----- Record excerpts -----

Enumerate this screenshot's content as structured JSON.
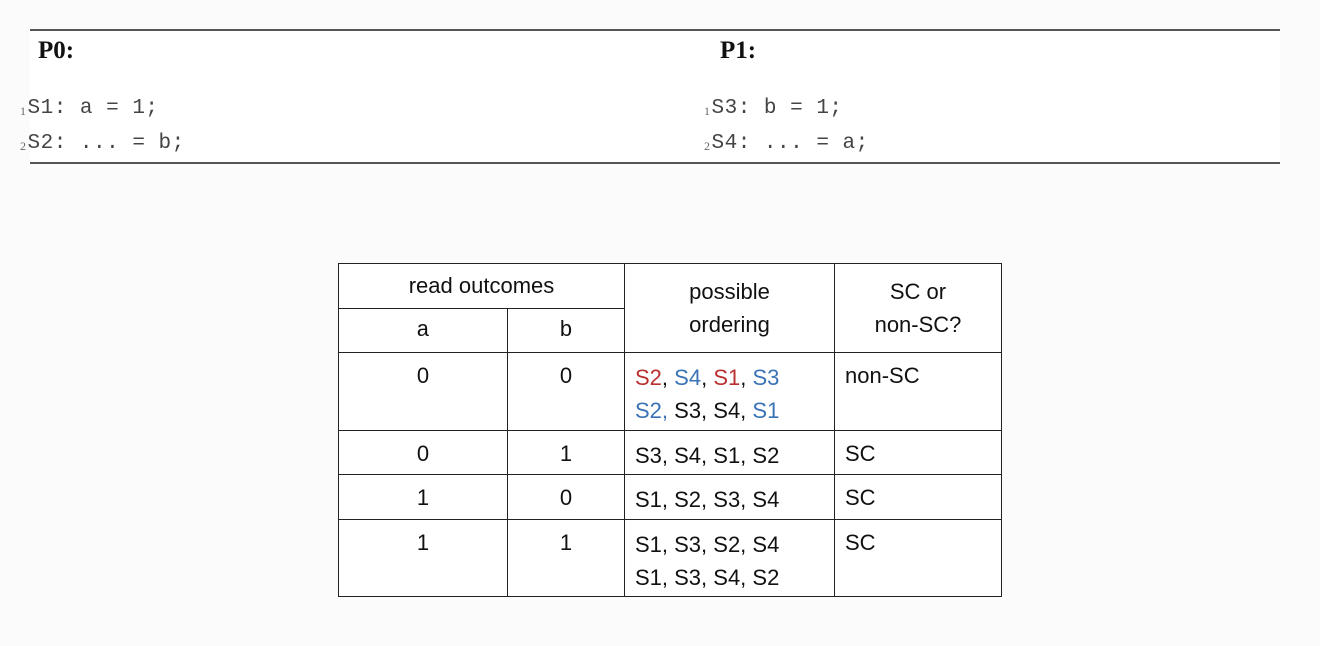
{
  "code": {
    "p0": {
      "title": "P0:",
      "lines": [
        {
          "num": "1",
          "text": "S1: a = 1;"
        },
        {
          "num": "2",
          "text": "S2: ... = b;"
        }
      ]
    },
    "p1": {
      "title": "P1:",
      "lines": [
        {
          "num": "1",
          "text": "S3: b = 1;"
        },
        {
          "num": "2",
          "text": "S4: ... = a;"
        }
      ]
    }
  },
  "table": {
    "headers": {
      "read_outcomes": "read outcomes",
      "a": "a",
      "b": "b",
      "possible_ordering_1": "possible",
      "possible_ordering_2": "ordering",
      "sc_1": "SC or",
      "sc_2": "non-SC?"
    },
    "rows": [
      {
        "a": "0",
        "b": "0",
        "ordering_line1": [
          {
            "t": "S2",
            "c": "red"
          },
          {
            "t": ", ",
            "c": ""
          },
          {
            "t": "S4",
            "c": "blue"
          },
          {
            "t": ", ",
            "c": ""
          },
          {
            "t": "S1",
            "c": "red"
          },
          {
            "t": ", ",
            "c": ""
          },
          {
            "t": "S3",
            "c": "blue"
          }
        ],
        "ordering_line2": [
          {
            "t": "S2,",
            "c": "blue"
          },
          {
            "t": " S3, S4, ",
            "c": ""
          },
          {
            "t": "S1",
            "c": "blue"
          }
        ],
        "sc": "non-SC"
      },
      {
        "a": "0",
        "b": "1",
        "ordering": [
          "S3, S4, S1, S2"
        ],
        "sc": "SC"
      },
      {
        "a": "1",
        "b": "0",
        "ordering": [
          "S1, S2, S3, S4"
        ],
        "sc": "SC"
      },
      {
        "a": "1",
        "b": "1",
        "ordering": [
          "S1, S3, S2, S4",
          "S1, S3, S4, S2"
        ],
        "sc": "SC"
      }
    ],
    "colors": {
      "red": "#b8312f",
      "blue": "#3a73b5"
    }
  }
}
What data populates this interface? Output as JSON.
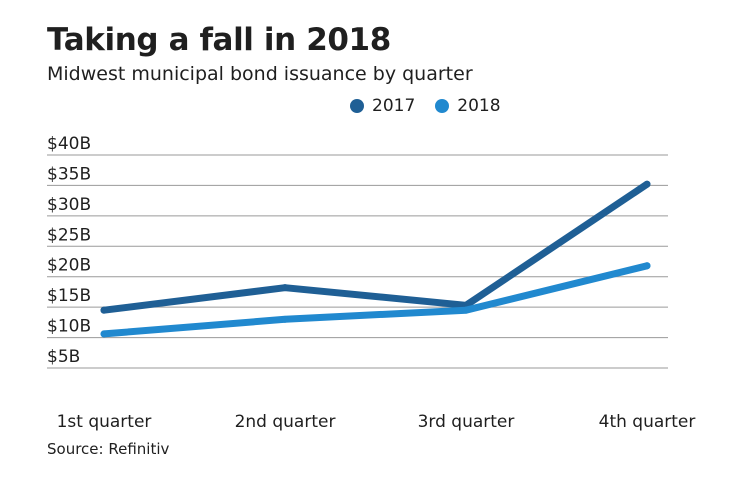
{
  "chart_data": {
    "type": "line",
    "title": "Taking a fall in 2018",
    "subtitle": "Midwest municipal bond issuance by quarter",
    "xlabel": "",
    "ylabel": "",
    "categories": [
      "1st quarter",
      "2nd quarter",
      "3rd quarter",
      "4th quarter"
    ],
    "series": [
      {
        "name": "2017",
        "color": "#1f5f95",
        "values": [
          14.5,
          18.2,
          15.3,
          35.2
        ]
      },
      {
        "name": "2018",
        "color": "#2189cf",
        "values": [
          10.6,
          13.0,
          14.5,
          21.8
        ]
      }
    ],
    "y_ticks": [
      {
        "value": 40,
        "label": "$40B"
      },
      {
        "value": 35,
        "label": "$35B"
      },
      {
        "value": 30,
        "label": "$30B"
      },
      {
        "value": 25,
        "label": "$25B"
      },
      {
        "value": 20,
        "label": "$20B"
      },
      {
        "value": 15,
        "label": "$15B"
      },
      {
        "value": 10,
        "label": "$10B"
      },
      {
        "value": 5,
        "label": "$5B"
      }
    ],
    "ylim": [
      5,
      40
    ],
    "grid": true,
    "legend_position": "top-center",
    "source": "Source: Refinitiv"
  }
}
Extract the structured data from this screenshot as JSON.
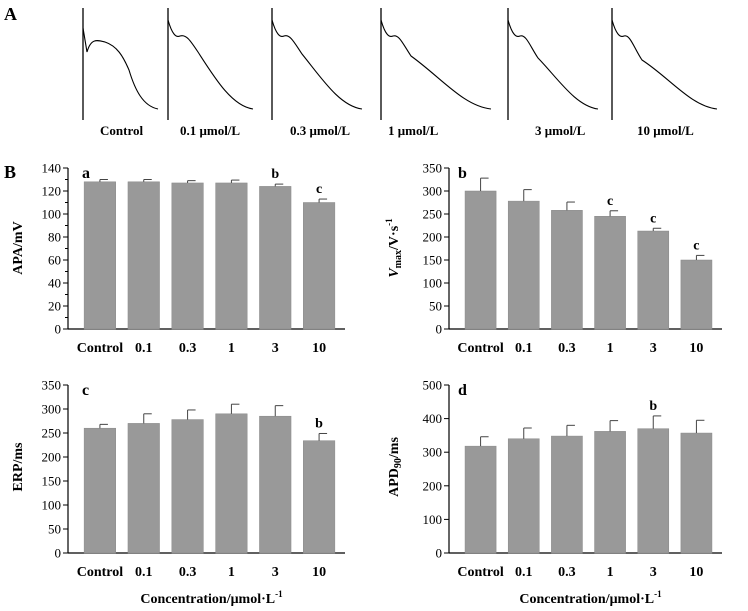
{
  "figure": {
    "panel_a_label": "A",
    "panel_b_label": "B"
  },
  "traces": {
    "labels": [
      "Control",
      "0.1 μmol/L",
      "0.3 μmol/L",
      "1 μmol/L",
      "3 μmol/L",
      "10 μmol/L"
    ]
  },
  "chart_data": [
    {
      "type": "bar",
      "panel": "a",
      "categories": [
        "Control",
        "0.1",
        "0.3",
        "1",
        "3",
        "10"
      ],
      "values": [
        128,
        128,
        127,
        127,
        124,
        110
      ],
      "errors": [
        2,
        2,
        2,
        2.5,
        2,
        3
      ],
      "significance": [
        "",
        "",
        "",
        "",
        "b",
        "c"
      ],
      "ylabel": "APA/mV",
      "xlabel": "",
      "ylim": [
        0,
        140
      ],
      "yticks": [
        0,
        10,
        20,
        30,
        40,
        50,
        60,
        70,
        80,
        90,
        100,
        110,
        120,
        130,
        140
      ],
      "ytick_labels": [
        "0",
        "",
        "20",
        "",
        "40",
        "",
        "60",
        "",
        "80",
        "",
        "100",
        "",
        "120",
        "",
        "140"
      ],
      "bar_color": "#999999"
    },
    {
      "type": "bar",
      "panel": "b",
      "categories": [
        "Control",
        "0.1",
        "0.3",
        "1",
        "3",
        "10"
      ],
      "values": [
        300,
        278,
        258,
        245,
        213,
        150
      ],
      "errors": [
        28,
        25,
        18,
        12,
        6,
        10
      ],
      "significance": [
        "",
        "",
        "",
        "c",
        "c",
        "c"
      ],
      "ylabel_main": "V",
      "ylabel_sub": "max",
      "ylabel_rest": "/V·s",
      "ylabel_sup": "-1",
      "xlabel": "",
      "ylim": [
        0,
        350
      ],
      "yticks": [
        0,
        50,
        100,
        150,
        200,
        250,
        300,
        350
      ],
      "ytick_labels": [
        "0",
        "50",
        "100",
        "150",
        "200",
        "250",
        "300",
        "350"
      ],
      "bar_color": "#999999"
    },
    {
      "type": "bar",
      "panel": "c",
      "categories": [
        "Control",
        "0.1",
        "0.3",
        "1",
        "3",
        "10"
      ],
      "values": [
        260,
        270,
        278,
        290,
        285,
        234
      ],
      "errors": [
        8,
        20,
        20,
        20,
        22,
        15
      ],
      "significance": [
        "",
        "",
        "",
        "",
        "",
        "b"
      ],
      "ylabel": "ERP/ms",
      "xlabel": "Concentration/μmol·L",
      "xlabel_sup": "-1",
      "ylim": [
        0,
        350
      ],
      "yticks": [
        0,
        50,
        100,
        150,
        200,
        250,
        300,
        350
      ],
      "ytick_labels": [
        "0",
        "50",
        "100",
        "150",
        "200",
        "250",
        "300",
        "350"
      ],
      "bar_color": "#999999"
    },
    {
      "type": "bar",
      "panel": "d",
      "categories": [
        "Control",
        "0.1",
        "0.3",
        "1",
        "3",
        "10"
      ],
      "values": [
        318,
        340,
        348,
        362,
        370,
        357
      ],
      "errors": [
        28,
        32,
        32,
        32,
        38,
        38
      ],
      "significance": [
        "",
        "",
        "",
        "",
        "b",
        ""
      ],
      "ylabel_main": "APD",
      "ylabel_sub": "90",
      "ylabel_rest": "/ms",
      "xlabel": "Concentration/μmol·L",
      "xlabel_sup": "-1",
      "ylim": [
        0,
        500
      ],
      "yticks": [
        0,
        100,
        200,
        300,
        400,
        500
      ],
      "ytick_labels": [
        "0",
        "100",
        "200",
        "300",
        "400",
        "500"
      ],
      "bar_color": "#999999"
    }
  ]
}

-----

From the entries above, copy every line that holds the word "screenshot".

Complete output:
Enumerate this screenshot's content as structured JSON.
Extract the structured data from this screenshot as JSON.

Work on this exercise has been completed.